SUPPLIED RECORDS
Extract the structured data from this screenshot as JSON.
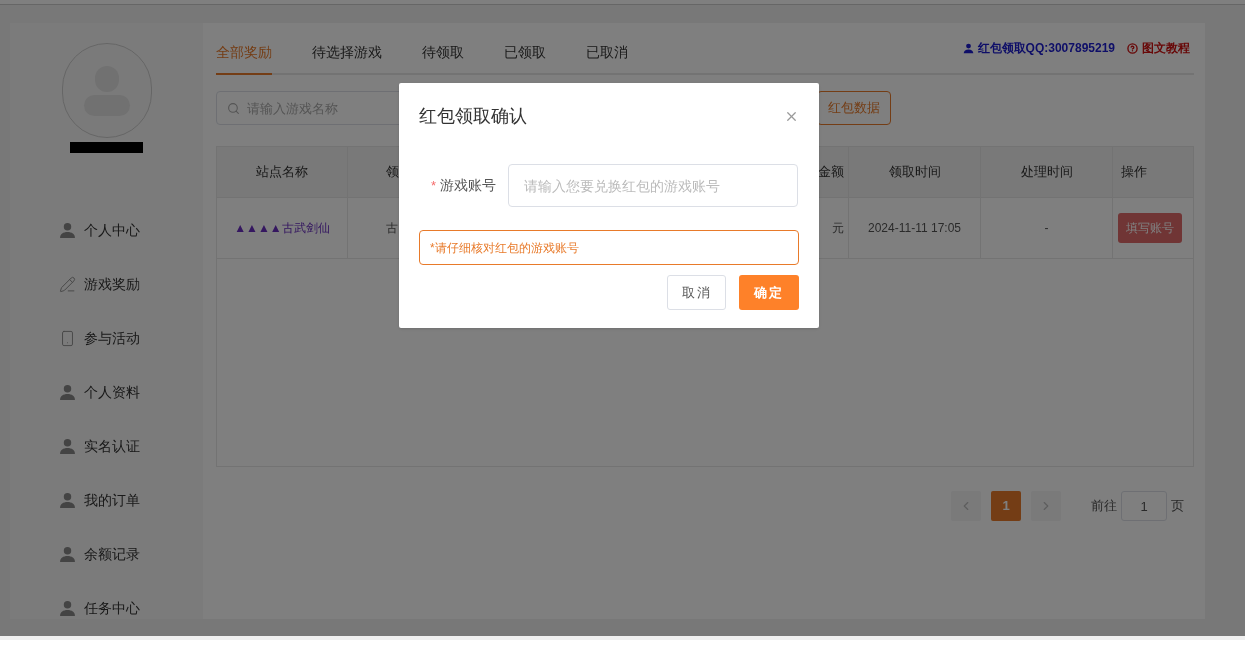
{
  "tabs": [
    {
      "label": "全部奖励",
      "selected": true
    },
    {
      "label": "待选择游戏",
      "selected": false
    },
    {
      "label": "待领取",
      "selected": false
    },
    {
      "label": "已领取",
      "selected": false
    },
    {
      "label": "已取消",
      "selected": false
    }
  ],
  "header_links": [
    {
      "kind": "user",
      "label": "红包领取QQ:3007895219"
    },
    {
      "kind": "help",
      "label": "图文教程"
    }
  ],
  "search": {
    "placeholder": "请输入游戏名称"
  },
  "search_button": "红包数据",
  "sidebar": {
    "items": [
      {
        "kind": "user",
        "label": "个人中心"
      },
      {
        "kind": "pen",
        "label": "游戏奖励"
      },
      {
        "kind": "phone",
        "label": "参与活动"
      },
      {
        "kind": "user",
        "label": "个人资料"
      },
      {
        "kind": "user",
        "label": "实名认证"
      },
      {
        "kind": "user",
        "label": "我的订单"
      },
      {
        "kind": "user",
        "label": "余额记录"
      },
      {
        "kind": "user",
        "label": "任务中心"
      }
    ]
  },
  "table": {
    "columns": [
      "站点名称",
      "领",
      "金额",
      "领取时间",
      "处理时间",
      "操作"
    ],
    "rows": [
      {
        "site": "▲▲▲▲古武剑仙",
        "column_2": "古",
        "amount": "元",
        "claim_time": "2024-11-11 17:05",
        "process_time": "-",
        "action": "填写账号"
      }
    ]
  },
  "pagination": {
    "pages": [
      {
        "label": "1",
        "selected": true
      }
    ],
    "goto_label": "前往",
    "goto_value": "1",
    "page_suffix": "页"
  },
  "dialog": {
    "title": "红包领取确认",
    "field_label": "游戏账号",
    "required_mark": "*",
    "placeholder": "请输入您要兑换红包的游戏账号",
    "notice": "*请仔细核对红包的游戏账号",
    "buttons": [
      {
        "kind": "cancel",
        "label": "取消"
      },
      {
        "kind": "confirm",
        "label": "确定"
      }
    ]
  }
}
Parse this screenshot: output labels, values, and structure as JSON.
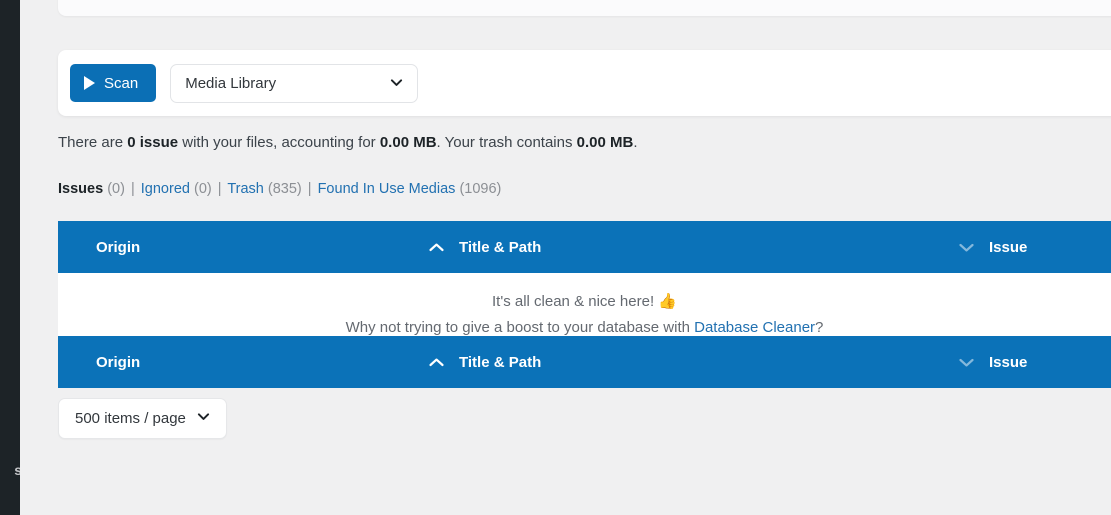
{
  "sidebar": {
    "truncated_label": "s"
  },
  "toolbar": {
    "scan_label": "Scan",
    "play_icon": "play-icon",
    "source_value": "Media Library",
    "source_chevron_icon": "chevron-down-icon"
  },
  "summary": {
    "prefix": "There are ",
    "issue_count": "0 issue",
    "middle": " with your files, accounting for ",
    "issue_size": "0.00 MB",
    "trash_prefix": ". Your trash contains ",
    "trash_size": "0.00 MB",
    "suffix": "."
  },
  "filters": [
    {
      "label": "Issues",
      "count": "(0)",
      "active": true
    },
    {
      "label": "Ignored",
      "count": "(0)",
      "active": false
    },
    {
      "label": "Trash",
      "count": "(835)",
      "active": false
    },
    {
      "label": "Found In Use Medias",
      "count": "(1096)",
      "active": false
    }
  ],
  "table": {
    "columns": {
      "origin": "Origin",
      "title_path": "Title & Path",
      "issue": "Issue"
    },
    "sort_asc_icon": "chevron-up-icon",
    "sort_desc_icon": "chevron-down-icon"
  },
  "empty_state": {
    "line1": "It's all clean & nice here!",
    "thumbs_icon": "👍",
    "line2_prefix": "Why not trying to give a boost to your database with ",
    "line2_link": "Database Cleaner",
    "line2_suffix": "?"
  },
  "pagination": {
    "per_page_value": "500 items / page",
    "chevron_icon": "chevron-down-icon"
  },
  "colors": {
    "accent_blue": "#0b72b8",
    "button_blue": "#0b6fb5",
    "link_blue": "#2271b1",
    "admin_dark": "#1d2327",
    "page_bg": "#f0f0f1"
  }
}
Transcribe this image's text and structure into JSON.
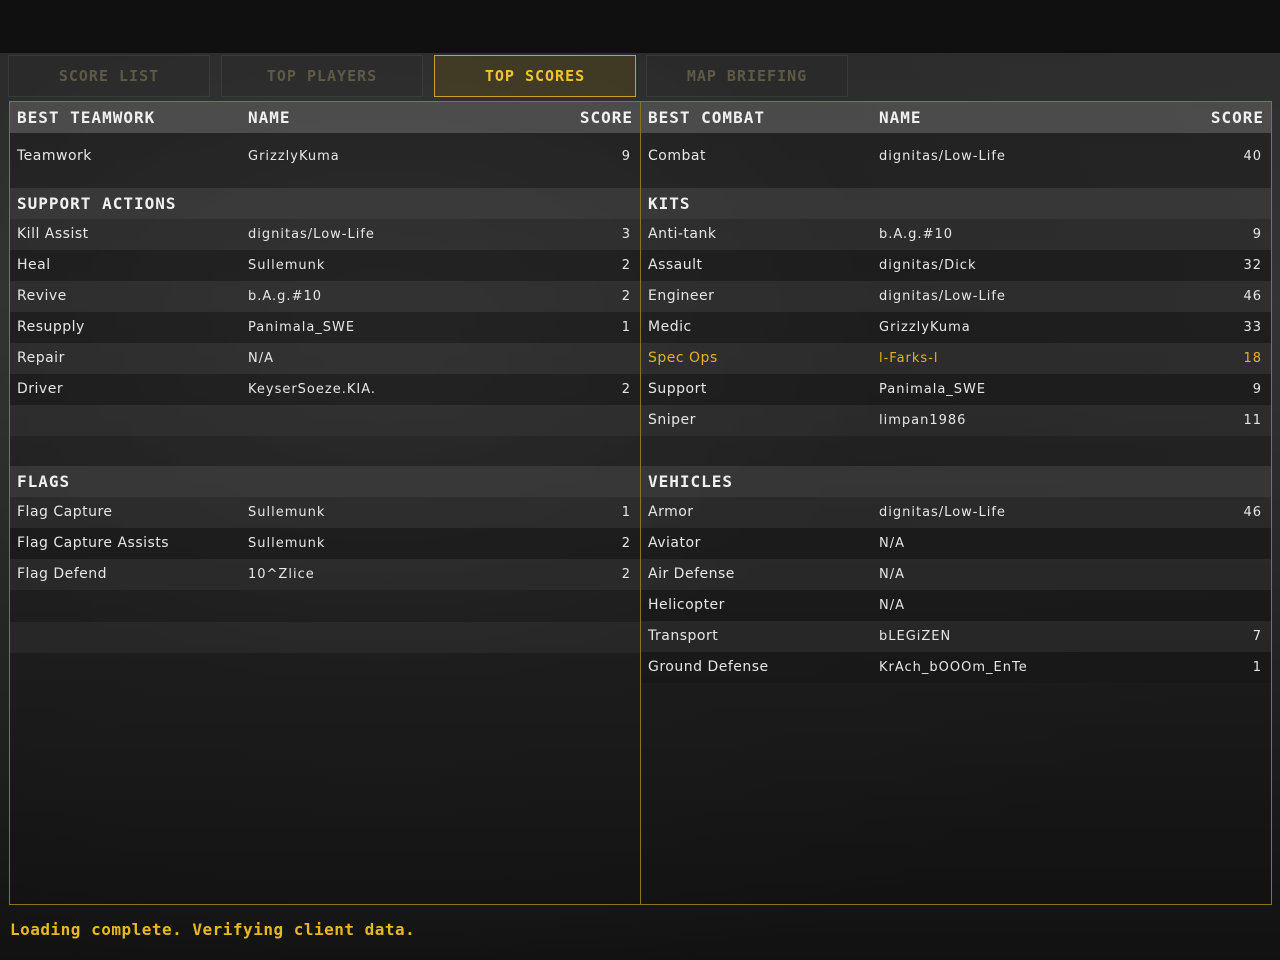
{
  "tabs": [
    {
      "label": "SCORE LIST",
      "active": false
    },
    {
      "label": "TOP PLAYERS",
      "active": false
    },
    {
      "label": "TOP SCORES",
      "active": true
    },
    {
      "label": "MAP BRIEFING",
      "active": false
    }
  ],
  "left": {
    "header": {
      "category": "BEST TEAMWORK",
      "name": "NAME",
      "score": "SCORE"
    },
    "teamwork": [
      {
        "category": "Teamwork",
        "name": "GrizzlyKuma",
        "score": "9"
      }
    ],
    "support_title": "SUPPORT ACTIONS",
    "support": [
      {
        "category": "Kill Assist",
        "name": "dignitas/Low-Life",
        "score": "3"
      },
      {
        "category": "Heal",
        "name": "Sullemunk",
        "score": "2"
      },
      {
        "category": "Revive",
        "name": "b.A.g.#10",
        "score": "2"
      },
      {
        "category": "Resupply",
        "name": "Panimala_SWE",
        "score": "1"
      },
      {
        "category": "Repair",
        "name": "N/A",
        "score": ""
      },
      {
        "category": "Driver",
        "name": "KeyserSoeze.KIA.",
        "score": "2"
      }
    ],
    "flags_title": "FLAGS",
    "flags": [
      {
        "category": "Flag Capture",
        "name": "Sullemunk",
        "score": "1"
      },
      {
        "category": "Flag Capture Assists",
        "name": "Sullemunk",
        "score": "2"
      },
      {
        "category": "Flag Defend",
        "name": "10^Zlice",
        "score": "2"
      }
    ]
  },
  "right": {
    "header": {
      "category": "BEST COMBAT",
      "name": "NAME",
      "score": "SCORE"
    },
    "combat": [
      {
        "category": "Combat",
        "name": "dignitas/Low-Life",
        "score": "40"
      }
    ],
    "kits_title": "KITS",
    "kits": [
      {
        "category": "Anti-tank",
        "name": "b.A.g.#10",
        "score": "9"
      },
      {
        "category": "Assault",
        "name": "dignitas/Dick",
        "score": "32"
      },
      {
        "category": "Engineer",
        "name": "dignitas/Low-Life",
        "score": "46"
      },
      {
        "category": "Medic",
        "name": "GrizzlyKuma",
        "score": "33"
      },
      {
        "category": "Spec Ops",
        "name": "l-Farks-l",
        "score": "18",
        "highlight": true
      },
      {
        "category": "Support",
        "name": "Panimala_SWE",
        "score": "9"
      },
      {
        "category": "Sniper",
        "name": "limpan1986",
        "score": "11"
      }
    ],
    "vehicles_title": "VEHICLES",
    "vehicles": [
      {
        "category": "Armor",
        "name": "dignitas/Low-Life",
        "score": "46"
      },
      {
        "category": "Aviator",
        "name": "N/A",
        "score": ""
      },
      {
        "category": "Air Defense",
        "name": "N/A",
        "score": ""
      },
      {
        "category": "Helicopter",
        "name": "N/A",
        "score": ""
      },
      {
        "category": "Transport",
        "name": "bLEGiZEN",
        "score": "7"
      },
      {
        "category": "Ground Defense",
        "name": "KrAch_bOOOm_EnTe",
        "score": "1"
      }
    ]
  },
  "status": "Loading complete.  Verifying client data.",
  "colors": {
    "accent": "#f2c230",
    "border": "#8a7420",
    "highlight": "#e2b322"
  }
}
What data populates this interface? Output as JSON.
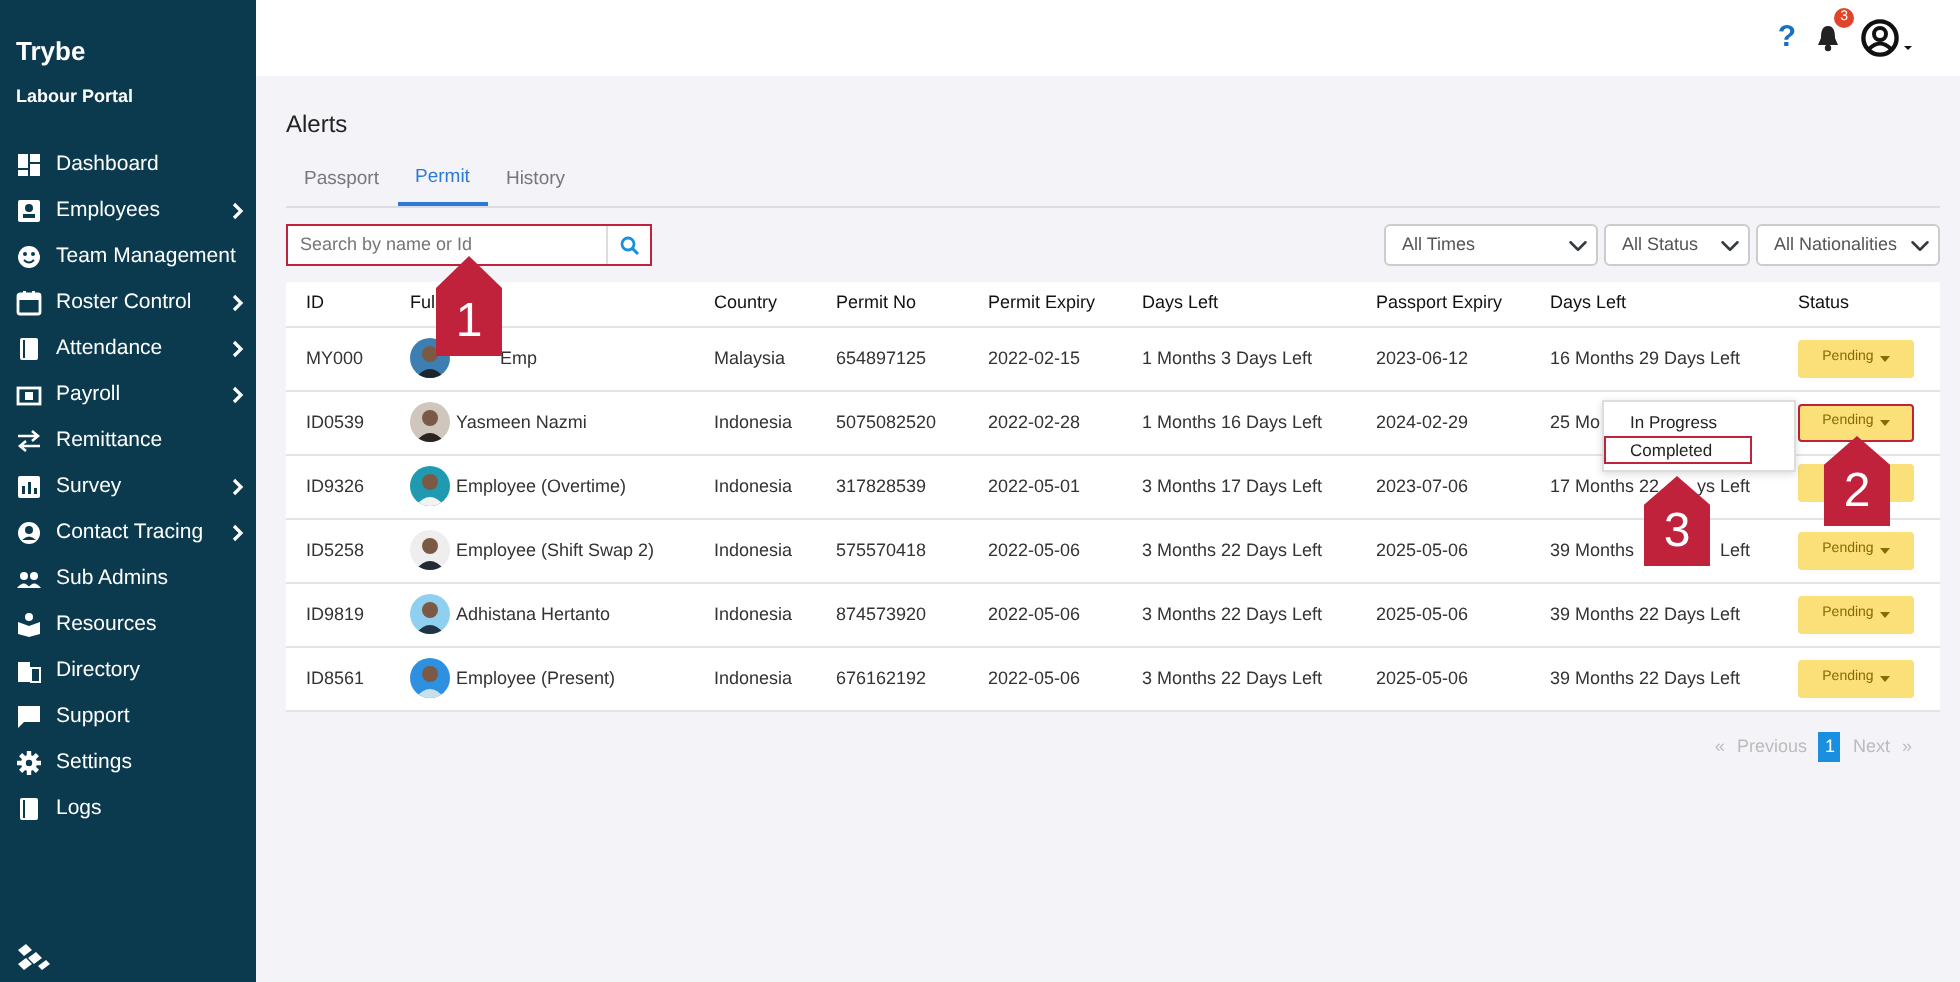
{
  "sidebar": {
    "brand": "Trybe",
    "subtitle": "Labour Portal",
    "items": [
      {
        "label": "Dashboard",
        "has_submenu": false
      },
      {
        "label": "Employees",
        "has_submenu": true
      },
      {
        "label": "Team Management",
        "has_submenu": false
      },
      {
        "label": "Roster Control",
        "has_submenu": true
      },
      {
        "label": "Attendance",
        "has_submenu": true
      },
      {
        "label": "Payroll",
        "has_submenu": true
      },
      {
        "label": "Remittance",
        "has_submenu": false
      },
      {
        "label": "Survey",
        "has_submenu": true
      },
      {
        "label": "Contact Tracing",
        "has_submenu": true
      },
      {
        "label": "Sub Admins",
        "has_submenu": false
      },
      {
        "label": "Resources",
        "has_submenu": false
      },
      {
        "label": "Directory",
        "has_submenu": false
      },
      {
        "label": "Support",
        "has_submenu": false
      },
      {
        "label": "Settings",
        "has_submenu": false
      },
      {
        "label": "Logs",
        "has_submenu": false
      }
    ]
  },
  "header": {
    "help": "?",
    "notifications": "3"
  },
  "page_title": "Alerts",
  "tabs": [
    {
      "label": "Passport",
      "selected": false
    },
    {
      "label": "Permit",
      "selected": true
    },
    {
      "label": "History",
      "selected": false
    }
  ],
  "search": {
    "placeholder": "Search by name or Id",
    "outlined": true
  },
  "filters": [
    {
      "value": "All Times"
    },
    {
      "value": "All Status"
    },
    {
      "value": "All Nationalities"
    }
  ],
  "table": {
    "columns": [
      "ID",
      "Ful",
      "Country",
      "Permit No",
      "Permit Expiry",
      "Days Left",
      "Passport Expiry",
      "Days Left",
      "Status"
    ],
    "rows": [
      {
        "cells": [
          "MY000",
          "Emp",
          "Malaysia",
          "654897125",
          "2022-02-15",
          "1 Months 3 Days Left",
          "2023-06-12",
          [
            "16 Months 29 Days Left"
          ]
        ],
        "status": {
          "text": "Pending",
          "outlined": false
        },
        "name_covered": true
      },
      {
        "cells": [
          "ID0539",
          "Yasmeen Nazmi",
          "Indonesia",
          "5075082520",
          "2022-02-28",
          "1 Months 16 Days Left",
          "2024-02-29",
          [
            "25 Mo"
          ]
        ],
        "status": {
          "text": "Pending",
          "outlined": true,
          "menu": [
            {
              "label": "In Progress",
              "outlined": false
            },
            {
              "label": "Completed",
              "outlined": true
            }
          ]
        }
      },
      {
        "cells": [
          "ID9326",
          "Employee (Overtime)",
          "Indonesia",
          "317828539",
          "2022-05-01",
          "3 Months 17 Days Left",
          "2023-07-06",
          [
            "17 Months 22",
            "ys Left"
          ]
        ],
        "status": {
          "outlined": false
        }
      },
      {
        "cells": [
          "ID5258",
          "Employee (Shift Swap 2)",
          "Indonesia",
          "575570418",
          "2022-05-06",
          "3 Months 22 Days Left",
          "2025-05-06",
          [
            "39 Months",
            "Left"
          ]
        ],
        "status": {
          "text": "Pending",
          "outlined": false
        }
      },
      {
        "cells": [
          "ID9819",
          "Adhistana Hertanto",
          "Indonesia",
          "874573920",
          "2022-05-06",
          "3 Months 22 Days Left",
          "2025-05-06",
          [
            "39 Months 22 Days Left"
          ]
        ],
        "status": {
          "text": "Pending",
          "outlined": false
        }
      },
      {
        "cells": [
          "ID8561",
          "Employee (Present)",
          "Indonesia",
          "676162192",
          "2022-05-06",
          "3 Months 22 Days Left",
          "2025-05-06",
          [
            "39 Months 22 Days Left"
          ]
        ],
        "status": {
          "text": "Pending",
          "outlined": false
        }
      }
    ]
  },
  "pagination": [
    {
      "label": "«",
      "selected": false,
      "disabled": true
    },
    {
      "label": "Previous",
      "selected": false,
      "disabled": true
    },
    {
      "label": "1",
      "selected": true,
      "disabled": false
    },
    {
      "label": "Next",
      "selected": false,
      "disabled": true
    },
    {
      "label": "»",
      "selected": false,
      "disabled": true
    }
  ],
  "callouts": [
    "1",
    "2",
    "3"
  ]
}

WRITTEN PROBLEM
Pick out the lines above that hold the string "Capture" and show them.

IN RESPONSE
        "category": "Flag Capture",
        "category": "Flag Capture Assists",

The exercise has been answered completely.